(Records for this task)
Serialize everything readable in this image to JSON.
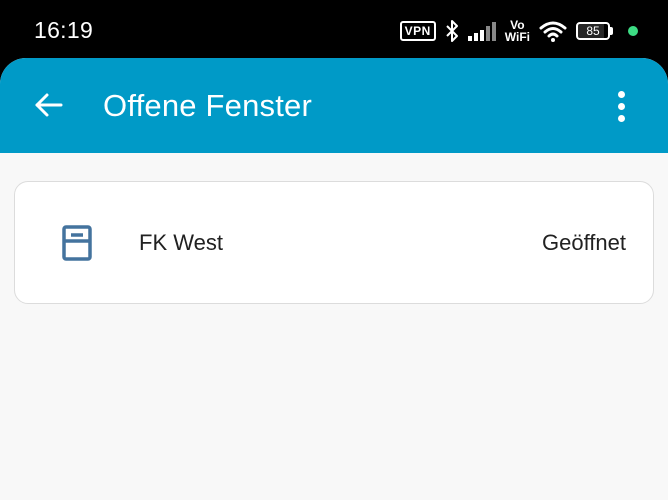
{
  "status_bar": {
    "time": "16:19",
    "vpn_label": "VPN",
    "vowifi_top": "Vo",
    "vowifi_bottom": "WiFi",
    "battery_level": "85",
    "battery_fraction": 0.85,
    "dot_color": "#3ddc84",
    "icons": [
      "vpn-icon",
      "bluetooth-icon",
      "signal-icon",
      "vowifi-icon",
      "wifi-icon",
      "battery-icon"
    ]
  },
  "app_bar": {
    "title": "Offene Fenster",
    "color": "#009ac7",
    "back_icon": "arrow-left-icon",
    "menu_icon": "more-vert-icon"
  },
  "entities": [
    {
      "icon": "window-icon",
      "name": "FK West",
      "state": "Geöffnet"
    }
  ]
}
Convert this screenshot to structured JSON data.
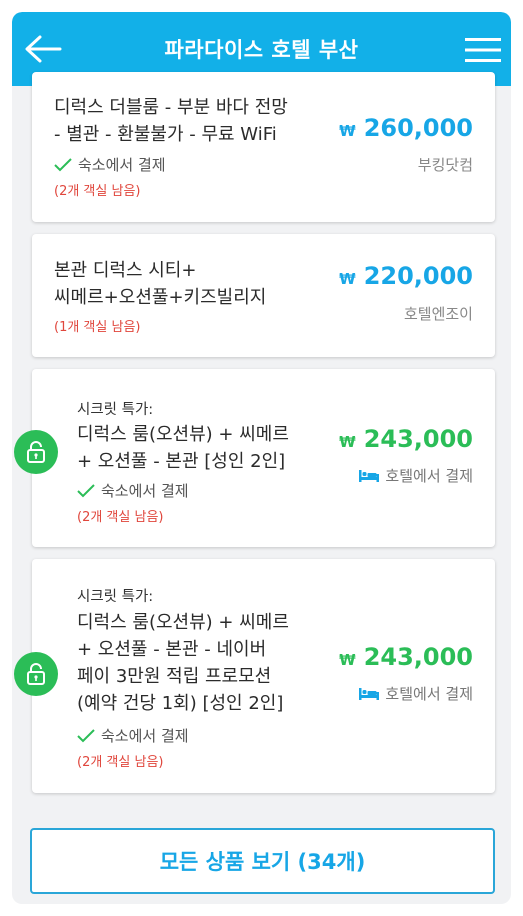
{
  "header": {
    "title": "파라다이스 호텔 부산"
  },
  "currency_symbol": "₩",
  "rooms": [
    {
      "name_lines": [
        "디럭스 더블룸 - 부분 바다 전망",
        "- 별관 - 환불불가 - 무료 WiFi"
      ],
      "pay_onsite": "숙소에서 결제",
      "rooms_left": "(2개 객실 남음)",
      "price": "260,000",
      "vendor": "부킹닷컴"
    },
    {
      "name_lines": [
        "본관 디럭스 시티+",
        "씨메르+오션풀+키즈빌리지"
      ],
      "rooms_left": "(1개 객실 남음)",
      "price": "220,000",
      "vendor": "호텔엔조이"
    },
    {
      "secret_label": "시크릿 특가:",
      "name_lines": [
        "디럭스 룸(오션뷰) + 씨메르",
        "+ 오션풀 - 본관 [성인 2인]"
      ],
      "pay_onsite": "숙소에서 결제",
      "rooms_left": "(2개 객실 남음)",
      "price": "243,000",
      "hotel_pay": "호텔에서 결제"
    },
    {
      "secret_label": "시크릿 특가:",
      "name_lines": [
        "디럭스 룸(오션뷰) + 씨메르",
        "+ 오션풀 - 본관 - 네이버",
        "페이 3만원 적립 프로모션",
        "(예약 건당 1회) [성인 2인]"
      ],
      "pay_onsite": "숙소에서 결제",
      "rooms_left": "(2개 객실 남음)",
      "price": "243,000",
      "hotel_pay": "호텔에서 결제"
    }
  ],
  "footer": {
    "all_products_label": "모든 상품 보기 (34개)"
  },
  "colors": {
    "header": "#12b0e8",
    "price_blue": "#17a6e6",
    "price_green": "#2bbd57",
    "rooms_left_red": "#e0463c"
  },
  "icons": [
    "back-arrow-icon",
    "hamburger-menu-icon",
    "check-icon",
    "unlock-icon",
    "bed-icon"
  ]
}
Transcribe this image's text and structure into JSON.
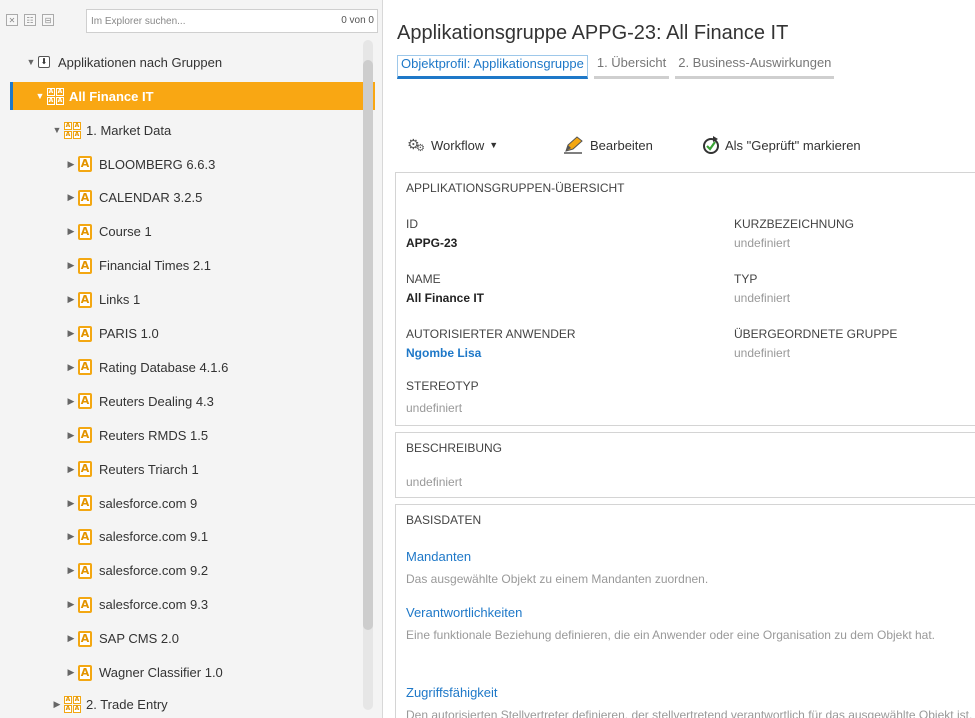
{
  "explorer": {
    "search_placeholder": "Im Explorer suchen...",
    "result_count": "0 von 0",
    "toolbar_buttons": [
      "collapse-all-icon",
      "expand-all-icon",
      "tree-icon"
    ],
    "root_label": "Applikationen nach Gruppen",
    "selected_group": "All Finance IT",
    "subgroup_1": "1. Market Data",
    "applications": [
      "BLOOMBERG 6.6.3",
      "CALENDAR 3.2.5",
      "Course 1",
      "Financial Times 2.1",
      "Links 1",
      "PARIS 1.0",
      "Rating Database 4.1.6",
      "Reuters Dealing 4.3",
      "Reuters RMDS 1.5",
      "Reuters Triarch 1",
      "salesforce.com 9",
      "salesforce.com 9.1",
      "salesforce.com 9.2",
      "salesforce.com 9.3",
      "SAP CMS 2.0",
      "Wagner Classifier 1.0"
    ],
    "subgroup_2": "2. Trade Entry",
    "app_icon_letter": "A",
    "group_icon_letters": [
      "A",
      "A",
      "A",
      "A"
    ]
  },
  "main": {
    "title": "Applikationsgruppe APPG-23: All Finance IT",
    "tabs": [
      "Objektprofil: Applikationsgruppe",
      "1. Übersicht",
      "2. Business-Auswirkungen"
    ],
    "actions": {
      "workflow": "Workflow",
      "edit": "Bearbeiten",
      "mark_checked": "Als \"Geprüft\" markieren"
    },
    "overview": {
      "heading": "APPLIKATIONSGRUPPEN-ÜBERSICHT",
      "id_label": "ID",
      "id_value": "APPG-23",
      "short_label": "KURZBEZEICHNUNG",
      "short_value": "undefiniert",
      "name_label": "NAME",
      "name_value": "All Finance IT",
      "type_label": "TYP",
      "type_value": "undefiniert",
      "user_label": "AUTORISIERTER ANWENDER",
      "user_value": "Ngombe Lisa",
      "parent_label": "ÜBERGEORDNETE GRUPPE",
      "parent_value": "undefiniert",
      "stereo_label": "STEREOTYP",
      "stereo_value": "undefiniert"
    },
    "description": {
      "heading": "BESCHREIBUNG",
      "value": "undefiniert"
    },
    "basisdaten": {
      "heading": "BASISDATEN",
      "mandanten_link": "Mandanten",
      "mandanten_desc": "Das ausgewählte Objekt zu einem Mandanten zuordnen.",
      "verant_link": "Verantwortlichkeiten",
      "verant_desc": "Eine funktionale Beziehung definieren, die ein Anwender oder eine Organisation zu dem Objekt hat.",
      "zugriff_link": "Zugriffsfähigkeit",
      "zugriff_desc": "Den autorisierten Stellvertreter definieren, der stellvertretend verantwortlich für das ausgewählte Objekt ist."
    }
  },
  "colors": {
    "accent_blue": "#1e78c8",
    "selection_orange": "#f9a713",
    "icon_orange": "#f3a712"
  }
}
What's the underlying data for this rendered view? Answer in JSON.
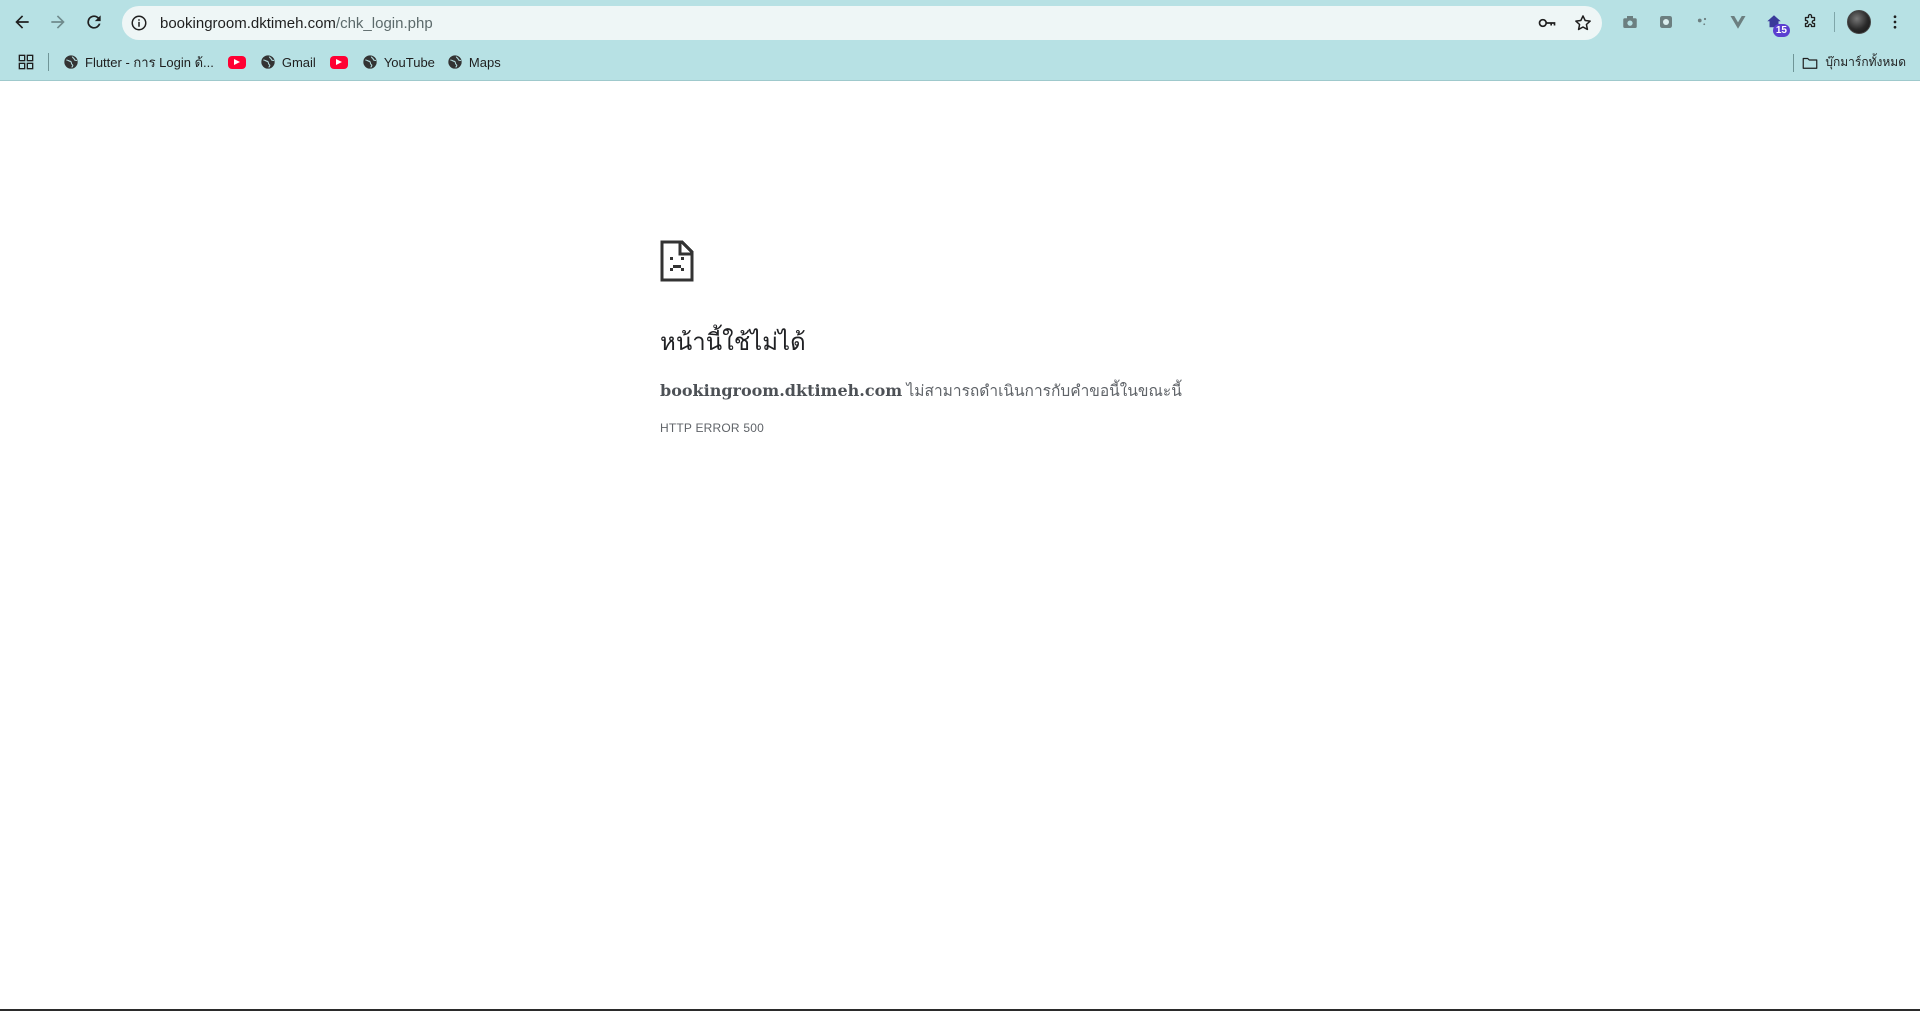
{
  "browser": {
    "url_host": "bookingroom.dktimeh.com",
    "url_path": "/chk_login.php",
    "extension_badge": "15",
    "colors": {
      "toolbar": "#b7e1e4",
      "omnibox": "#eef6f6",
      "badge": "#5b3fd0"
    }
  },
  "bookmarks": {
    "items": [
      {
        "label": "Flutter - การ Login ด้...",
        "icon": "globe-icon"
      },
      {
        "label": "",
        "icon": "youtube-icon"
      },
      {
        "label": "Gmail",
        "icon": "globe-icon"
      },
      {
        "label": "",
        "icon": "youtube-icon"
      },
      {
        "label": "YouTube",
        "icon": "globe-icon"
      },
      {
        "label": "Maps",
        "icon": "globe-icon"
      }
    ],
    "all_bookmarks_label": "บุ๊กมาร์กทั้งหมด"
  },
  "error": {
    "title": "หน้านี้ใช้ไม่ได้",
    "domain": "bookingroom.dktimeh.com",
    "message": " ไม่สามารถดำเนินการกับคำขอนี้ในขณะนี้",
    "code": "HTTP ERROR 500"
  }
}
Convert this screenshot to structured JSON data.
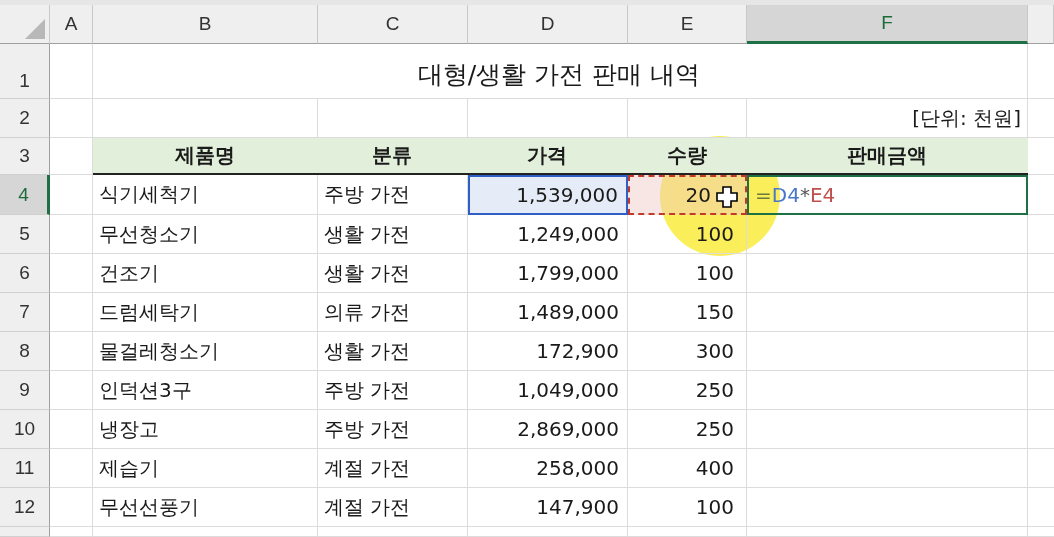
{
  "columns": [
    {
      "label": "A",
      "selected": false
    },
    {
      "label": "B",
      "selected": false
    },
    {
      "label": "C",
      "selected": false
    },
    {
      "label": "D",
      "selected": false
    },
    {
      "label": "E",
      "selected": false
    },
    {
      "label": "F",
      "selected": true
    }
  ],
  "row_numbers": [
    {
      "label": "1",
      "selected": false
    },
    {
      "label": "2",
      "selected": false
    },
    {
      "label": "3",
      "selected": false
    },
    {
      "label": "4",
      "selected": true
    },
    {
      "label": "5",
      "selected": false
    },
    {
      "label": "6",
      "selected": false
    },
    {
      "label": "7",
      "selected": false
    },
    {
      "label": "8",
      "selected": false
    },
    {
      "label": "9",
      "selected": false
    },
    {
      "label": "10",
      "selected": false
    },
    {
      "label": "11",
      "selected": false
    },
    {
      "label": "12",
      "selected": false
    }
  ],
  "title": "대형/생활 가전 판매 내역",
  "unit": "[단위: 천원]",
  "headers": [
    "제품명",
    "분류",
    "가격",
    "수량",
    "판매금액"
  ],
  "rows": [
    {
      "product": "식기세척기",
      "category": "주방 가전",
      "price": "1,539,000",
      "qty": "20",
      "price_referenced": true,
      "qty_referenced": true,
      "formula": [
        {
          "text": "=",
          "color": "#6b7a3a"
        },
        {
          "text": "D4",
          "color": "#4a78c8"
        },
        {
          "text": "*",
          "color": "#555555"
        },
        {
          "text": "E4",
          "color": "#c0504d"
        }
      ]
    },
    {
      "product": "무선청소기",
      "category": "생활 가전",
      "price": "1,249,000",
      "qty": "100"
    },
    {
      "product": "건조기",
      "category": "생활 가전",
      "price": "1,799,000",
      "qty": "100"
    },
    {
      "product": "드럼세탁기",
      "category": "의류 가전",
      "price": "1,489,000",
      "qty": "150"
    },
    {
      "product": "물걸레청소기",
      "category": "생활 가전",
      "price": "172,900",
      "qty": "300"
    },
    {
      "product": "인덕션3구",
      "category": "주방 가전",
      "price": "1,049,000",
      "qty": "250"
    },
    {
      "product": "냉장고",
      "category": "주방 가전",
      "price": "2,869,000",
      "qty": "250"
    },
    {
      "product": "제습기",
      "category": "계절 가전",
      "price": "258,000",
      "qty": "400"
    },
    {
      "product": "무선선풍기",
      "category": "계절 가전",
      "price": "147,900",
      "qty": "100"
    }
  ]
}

(Problem description)
Gather up, from the records above, each line where the word "true" appears.

(Written solution)
      "selected": true
      "selected": true
      "price_referenced": true,
      "qty_referenced": true,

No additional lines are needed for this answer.